## GOAL
Scan the material for the word "фигур", and copy each line where it shows up.

+++ SOURCE DATA +++

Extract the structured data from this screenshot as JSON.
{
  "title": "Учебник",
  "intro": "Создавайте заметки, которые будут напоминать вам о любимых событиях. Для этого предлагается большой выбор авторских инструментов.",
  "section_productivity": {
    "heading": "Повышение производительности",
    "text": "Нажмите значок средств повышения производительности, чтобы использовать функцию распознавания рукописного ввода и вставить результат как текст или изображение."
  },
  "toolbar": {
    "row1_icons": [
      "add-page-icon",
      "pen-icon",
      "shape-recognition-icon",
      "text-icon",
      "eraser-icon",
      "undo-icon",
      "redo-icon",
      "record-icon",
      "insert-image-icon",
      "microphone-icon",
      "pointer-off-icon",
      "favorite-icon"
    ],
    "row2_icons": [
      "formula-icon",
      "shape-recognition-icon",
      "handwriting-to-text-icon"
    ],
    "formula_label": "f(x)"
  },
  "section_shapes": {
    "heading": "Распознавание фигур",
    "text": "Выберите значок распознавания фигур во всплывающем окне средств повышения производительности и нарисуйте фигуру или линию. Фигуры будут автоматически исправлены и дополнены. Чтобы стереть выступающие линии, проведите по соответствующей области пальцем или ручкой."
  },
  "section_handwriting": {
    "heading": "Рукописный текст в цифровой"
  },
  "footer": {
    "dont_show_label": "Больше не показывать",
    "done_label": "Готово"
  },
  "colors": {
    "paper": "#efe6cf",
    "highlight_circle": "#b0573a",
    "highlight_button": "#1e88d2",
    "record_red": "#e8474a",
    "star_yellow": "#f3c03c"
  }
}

+++

## EXERCISE OUTPUT
    "heading": "Распознавание фигур",
    "text": "Выберите значок распознавания фигур во всплывающем окне средств повышения производительности и нарисуйте фигуру или линию. Фигуры будут автоматически исправлены и дополнены. Чтобы стереть выступающие линии, проведите по соответствующей области пальцем или ручкой."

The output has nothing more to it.